%%

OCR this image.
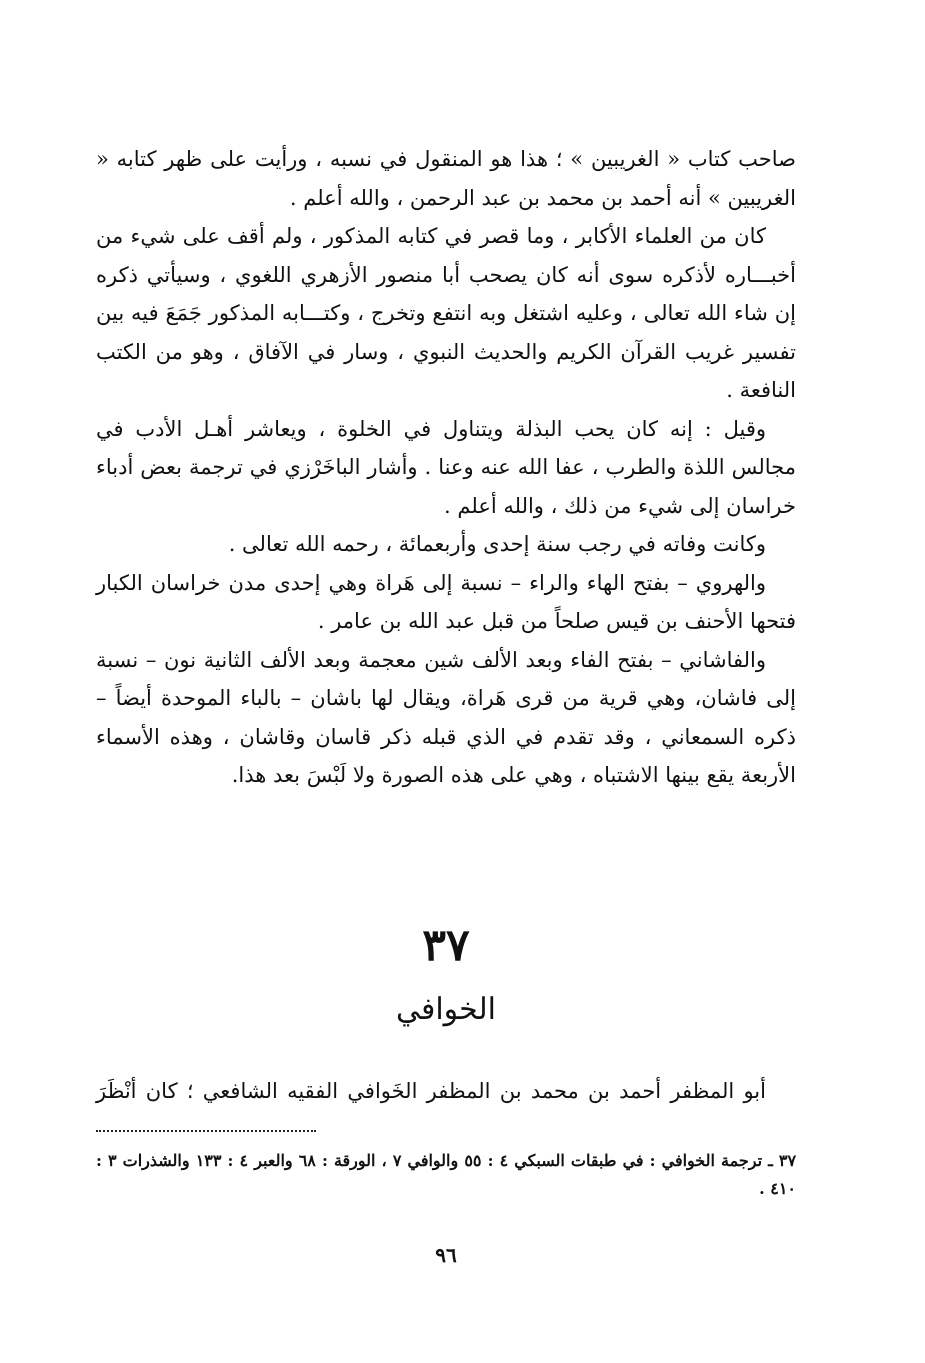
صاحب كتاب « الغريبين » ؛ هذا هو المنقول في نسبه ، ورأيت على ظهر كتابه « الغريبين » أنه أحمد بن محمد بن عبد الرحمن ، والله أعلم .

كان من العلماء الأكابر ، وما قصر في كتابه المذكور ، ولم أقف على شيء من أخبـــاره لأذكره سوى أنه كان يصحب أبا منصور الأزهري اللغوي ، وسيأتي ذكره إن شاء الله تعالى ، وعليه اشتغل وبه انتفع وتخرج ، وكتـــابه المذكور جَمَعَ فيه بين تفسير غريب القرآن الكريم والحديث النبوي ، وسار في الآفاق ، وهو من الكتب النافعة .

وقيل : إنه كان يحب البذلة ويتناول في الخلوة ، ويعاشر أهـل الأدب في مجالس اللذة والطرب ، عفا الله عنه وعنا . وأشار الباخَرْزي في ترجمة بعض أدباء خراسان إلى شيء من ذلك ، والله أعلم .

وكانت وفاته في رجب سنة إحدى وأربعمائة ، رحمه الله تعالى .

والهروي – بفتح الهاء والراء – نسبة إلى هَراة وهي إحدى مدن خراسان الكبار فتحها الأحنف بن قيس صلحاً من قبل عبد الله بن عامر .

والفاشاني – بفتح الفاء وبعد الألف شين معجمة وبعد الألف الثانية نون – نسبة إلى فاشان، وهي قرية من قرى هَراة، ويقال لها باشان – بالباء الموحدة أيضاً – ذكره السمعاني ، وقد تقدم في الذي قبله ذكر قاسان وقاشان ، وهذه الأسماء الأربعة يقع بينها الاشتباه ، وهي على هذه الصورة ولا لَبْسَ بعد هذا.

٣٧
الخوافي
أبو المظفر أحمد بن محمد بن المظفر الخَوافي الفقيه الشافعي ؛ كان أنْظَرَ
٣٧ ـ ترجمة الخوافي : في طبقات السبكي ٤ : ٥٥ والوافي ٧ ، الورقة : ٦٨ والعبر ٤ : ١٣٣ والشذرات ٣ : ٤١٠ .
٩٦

%%
%%

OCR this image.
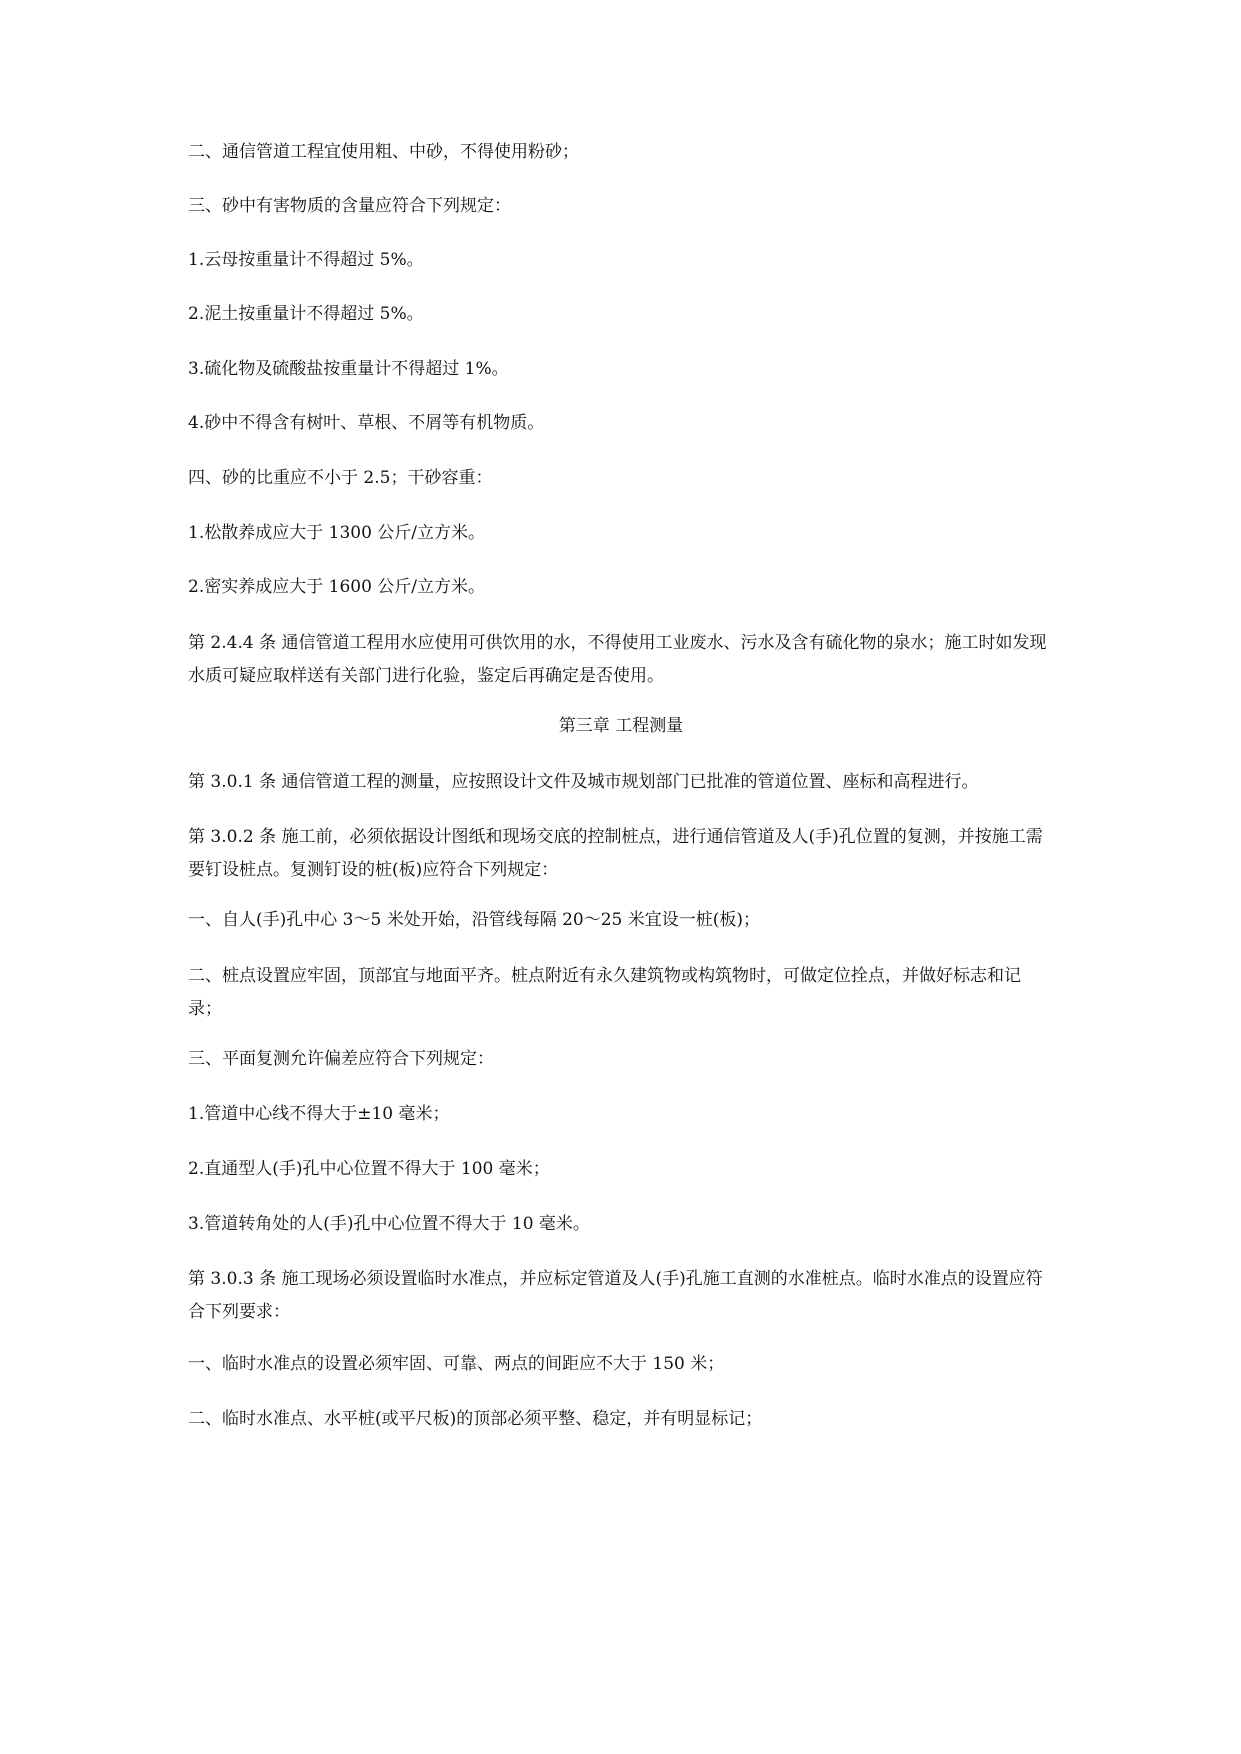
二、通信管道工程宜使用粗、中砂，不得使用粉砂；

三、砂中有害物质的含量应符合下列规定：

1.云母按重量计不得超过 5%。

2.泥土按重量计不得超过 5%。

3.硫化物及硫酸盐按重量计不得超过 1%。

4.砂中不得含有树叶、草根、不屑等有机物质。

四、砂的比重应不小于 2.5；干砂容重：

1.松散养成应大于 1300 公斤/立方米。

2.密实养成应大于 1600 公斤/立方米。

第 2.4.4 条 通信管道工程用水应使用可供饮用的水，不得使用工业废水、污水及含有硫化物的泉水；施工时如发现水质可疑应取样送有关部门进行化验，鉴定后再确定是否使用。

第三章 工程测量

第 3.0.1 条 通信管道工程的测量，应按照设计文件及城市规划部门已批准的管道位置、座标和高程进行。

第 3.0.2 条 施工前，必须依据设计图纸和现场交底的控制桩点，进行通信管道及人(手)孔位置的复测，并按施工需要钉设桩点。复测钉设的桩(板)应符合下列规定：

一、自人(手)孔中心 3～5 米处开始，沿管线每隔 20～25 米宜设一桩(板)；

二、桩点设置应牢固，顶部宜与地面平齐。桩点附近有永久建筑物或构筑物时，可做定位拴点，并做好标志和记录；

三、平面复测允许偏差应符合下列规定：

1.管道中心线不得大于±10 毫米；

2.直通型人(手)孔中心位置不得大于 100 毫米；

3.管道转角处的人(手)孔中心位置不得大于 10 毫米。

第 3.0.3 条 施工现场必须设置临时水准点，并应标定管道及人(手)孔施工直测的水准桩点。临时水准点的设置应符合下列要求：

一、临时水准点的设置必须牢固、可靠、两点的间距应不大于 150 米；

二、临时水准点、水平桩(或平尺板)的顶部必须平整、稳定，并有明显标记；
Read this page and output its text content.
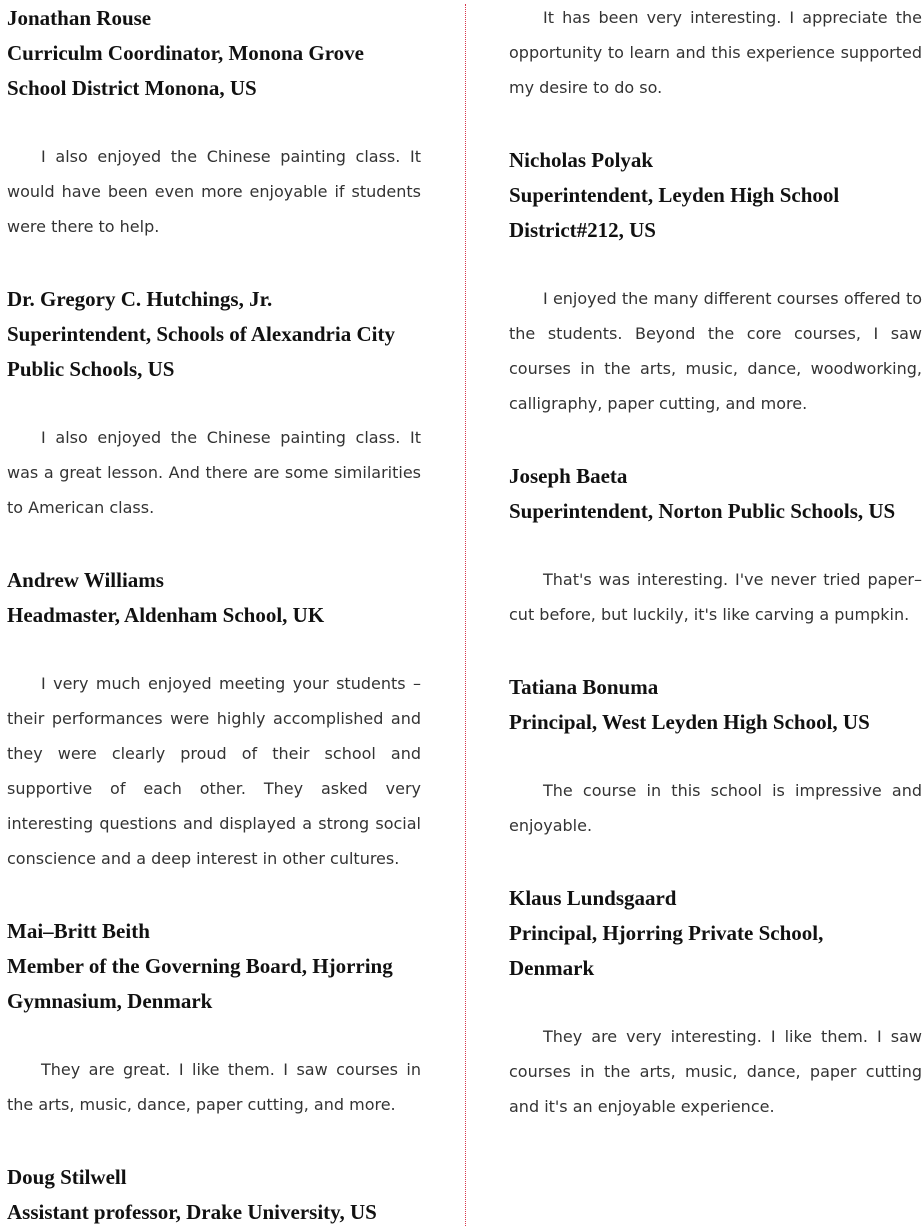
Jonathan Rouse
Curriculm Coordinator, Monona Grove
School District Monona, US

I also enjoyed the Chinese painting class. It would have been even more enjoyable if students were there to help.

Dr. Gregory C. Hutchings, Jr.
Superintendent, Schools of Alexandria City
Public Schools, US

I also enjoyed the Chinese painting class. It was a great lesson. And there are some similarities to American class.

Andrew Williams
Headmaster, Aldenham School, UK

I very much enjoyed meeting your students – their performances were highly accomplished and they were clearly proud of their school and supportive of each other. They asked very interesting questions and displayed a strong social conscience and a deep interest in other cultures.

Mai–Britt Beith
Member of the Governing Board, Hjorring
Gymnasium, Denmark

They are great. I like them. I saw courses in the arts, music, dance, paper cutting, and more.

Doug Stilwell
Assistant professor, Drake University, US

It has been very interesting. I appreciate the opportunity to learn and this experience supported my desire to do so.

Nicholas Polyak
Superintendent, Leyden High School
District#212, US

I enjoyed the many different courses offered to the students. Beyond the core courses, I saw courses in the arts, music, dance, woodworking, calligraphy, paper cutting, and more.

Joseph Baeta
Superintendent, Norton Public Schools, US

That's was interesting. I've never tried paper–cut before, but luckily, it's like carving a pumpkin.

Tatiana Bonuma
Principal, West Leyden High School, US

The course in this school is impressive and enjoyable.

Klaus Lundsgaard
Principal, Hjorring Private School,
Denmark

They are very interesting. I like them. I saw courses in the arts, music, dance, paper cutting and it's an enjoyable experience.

%%
%%

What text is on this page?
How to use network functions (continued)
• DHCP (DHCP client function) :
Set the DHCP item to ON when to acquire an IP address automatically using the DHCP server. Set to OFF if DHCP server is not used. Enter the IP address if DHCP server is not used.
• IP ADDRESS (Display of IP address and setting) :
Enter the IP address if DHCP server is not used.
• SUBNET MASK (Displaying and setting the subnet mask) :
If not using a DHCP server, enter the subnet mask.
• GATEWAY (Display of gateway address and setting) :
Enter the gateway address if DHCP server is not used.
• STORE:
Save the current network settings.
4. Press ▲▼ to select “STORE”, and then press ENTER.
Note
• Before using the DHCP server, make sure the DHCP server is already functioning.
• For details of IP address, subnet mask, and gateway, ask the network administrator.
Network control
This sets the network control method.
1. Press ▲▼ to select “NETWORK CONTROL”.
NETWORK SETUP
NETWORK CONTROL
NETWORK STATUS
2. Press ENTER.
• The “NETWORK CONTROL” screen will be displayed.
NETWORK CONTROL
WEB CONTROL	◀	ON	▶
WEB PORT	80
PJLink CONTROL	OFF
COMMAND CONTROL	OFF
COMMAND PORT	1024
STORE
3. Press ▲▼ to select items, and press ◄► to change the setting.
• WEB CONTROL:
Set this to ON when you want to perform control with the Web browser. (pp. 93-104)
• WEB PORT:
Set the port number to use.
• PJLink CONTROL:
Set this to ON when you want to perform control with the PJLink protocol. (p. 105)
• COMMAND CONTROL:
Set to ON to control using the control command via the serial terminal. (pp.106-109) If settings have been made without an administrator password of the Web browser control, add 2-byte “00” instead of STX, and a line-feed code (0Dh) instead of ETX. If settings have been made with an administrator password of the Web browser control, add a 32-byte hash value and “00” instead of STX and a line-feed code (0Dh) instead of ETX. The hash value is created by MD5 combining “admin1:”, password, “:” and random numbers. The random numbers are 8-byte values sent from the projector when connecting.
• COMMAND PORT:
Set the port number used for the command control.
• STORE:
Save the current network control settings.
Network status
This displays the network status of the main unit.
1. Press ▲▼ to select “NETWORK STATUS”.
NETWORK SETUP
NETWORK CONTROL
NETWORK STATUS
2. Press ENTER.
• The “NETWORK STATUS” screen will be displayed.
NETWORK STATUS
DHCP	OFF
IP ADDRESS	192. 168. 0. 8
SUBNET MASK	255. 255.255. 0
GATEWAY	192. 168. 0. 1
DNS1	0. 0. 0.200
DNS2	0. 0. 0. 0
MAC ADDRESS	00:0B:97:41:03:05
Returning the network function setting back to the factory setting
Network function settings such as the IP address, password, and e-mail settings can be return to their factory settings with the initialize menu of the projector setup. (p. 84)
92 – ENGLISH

%%

## [Exercise directions]
In the material above, find the lines that contain "want" and show them.

## [Response to this exercise]
Set this to ON when you want to perform control with the Web browser. (pp. 93-104)
Set this to ON when you want to perform control with the PJLink protocol. (p. 105)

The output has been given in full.